- [Instructions to follow]:
Print the data that follows exactly.

[Dataset records]

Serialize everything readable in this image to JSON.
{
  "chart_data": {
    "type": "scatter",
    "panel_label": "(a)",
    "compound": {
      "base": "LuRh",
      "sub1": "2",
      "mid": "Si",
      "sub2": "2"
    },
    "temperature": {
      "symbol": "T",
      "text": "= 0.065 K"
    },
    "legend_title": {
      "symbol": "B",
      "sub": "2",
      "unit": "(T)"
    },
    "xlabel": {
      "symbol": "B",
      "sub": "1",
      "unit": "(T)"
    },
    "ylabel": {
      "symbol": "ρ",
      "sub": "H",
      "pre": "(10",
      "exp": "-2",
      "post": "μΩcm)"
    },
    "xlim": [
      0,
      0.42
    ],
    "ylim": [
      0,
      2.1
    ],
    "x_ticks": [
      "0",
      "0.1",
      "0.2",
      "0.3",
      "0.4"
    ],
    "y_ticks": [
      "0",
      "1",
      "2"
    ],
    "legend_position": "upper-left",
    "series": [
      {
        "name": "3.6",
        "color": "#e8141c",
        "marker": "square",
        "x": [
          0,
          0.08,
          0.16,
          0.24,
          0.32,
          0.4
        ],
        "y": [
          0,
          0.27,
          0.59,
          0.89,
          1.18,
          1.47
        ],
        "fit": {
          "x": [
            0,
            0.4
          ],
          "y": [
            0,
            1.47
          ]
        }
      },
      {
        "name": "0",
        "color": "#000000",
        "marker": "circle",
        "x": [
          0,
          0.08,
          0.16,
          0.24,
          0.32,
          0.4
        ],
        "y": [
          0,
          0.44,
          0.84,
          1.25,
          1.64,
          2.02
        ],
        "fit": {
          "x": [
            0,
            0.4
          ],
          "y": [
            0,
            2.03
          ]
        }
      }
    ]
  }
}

- [Written response]:
Serialize everything readable in this image to JSON.
{
  "chart_data": {
    "type": "scatter",
    "panel_label": "(a)",
    "compound": {
      "base": "LuRh",
      "sub1": "2",
      "mid": "Si",
      "sub2": "2"
    },
    "temperature": {
      "symbol": "T",
      "text": "= 0.065 K"
    },
    "legend_title": {
      "symbol": "B",
      "sub": "2",
      "unit": "(T)"
    },
    "xlabel": {
      "symbol": "B",
      "sub": "1",
      "unit": "(T)"
    },
    "ylabel": {
      "symbol": "ρ",
      "sub": "H",
      "pre": "(10",
      "exp": "-2",
      "post": "μΩcm)"
    },
    "xlim": [
      0,
      0.42
    ],
    "ylim": [
      0,
      2.1
    ],
    "x_ticks": [
      "0",
      "0.1",
      "0.2",
      "0.3",
      "0.4"
    ],
    "y_ticks": [
      "0",
      "1",
      "2"
    ],
    "legend_position": "upper-left",
    "series": [
      {
        "name": "3.6",
        "color": "#e8141c",
        "marker": "square",
        "x": [
          0,
          0.08,
          0.16,
          0.24,
          0.32,
          0.4
        ],
        "y": [
          0,
          0.27,
          0.59,
          0.89,
          1.18,
          1.47
        ],
        "fit": {
          "x": [
            0,
            0.4
          ],
          "y": [
            0,
            1.47
          ]
        }
      },
      {
        "name": "0",
        "color": "#000000",
        "marker": "circle",
        "x": [
          0,
          0.08,
          0.16,
          0.24,
          0.32,
          0.4
        ],
        "y": [
          0,
          0.44,
          0.84,
          1.25,
          1.64,
          2.02
        ],
        "fit": {
          "x": [
            0,
            0.4
          ],
          "y": [
            0,
            2.03
          ]
        }
      }
    ]
  }
}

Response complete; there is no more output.